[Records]

_ _ _ _ _ _ _

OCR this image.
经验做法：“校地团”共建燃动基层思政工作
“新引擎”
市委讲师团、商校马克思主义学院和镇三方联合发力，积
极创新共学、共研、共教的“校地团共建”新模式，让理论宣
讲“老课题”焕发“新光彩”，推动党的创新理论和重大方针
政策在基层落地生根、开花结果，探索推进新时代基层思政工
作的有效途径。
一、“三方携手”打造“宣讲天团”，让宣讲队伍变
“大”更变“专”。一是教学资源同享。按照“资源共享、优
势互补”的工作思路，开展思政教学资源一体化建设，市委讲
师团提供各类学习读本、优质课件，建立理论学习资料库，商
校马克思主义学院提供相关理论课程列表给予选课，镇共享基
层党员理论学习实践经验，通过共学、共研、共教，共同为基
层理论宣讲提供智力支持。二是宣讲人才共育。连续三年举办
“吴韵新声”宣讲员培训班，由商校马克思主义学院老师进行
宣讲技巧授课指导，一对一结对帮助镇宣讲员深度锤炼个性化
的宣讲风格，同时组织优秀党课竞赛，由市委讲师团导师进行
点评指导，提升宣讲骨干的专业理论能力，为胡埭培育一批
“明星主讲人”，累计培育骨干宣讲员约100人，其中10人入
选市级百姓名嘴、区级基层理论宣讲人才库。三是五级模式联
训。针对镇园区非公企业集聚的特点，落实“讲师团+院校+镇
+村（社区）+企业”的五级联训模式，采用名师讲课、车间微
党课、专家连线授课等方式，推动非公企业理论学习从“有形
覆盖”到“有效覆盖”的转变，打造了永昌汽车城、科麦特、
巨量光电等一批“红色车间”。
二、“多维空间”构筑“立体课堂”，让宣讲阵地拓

_ _ _ _ _ _ _

Reproduce each line verbatim.

OCR this image.
经验做法：“校地团”共建燃动基层思政工作
“新引擎”
市委讲师团、商校马克思主义学院和镇三方联合发力，积
极创新共学、共研、共教的“校地团共建”新模式，让理论宣
讲“老课题”焕发“新光彩”，推动党的创新理论和重大方针
政策在基层落地生根、开花结果，探索推进新时代基层思政工
作的有效途径。
一、“三方携手”打造“宣讲天团”，让宣讲队伍变
“大”更变“专”。一是教学资源同享。按照“资源共享、优
势互补”的工作思路，开展思政教学资源一体化建设，市委讲
师团提供各类学习读本、优质课件，建立理论学习资料库，商
校马克思主义学院提供相关理论课程列表给予选课，镇共享基
层党员理论学习实践经验，通过共学、共研、共教，共同为基
层理论宣讲提供智力支持。二是宣讲人才共育。连续三年举办
“吴韵新声”宣讲员培训班，由商校马克思主义学院老师进行
宣讲技巧授课指导，一对一结对帮助镇宣讲员深度锤炼个性化
的宣讲风格，同时组织优秀党课竞赛，由市委讲师团导师进行
点评指导，提升宣讲骨干的专业理论能力，为胡埭培育一批
“明星主讲人”，累计培育骨干宣讲员约100人，其中10人入
选市级百姓名嘴、区级基层理论宣讲人才库。三是五级模式联
训。针对镇园区非公企业集聚的特点，落实“讲师团+院校+镇
+村（社区）+企业”的五级联训模式，采用名师讲课、车间微
党课、专家连线授课等方式，推动非公企业理论学习从“有形
覆盖”到“有效覆盖”的转变，打造了永昌汽车城、科麦特、
巨量光电等一批“红色车间”。
二、“多维空间”构筑“立体课堂”，让宣讲阵地拓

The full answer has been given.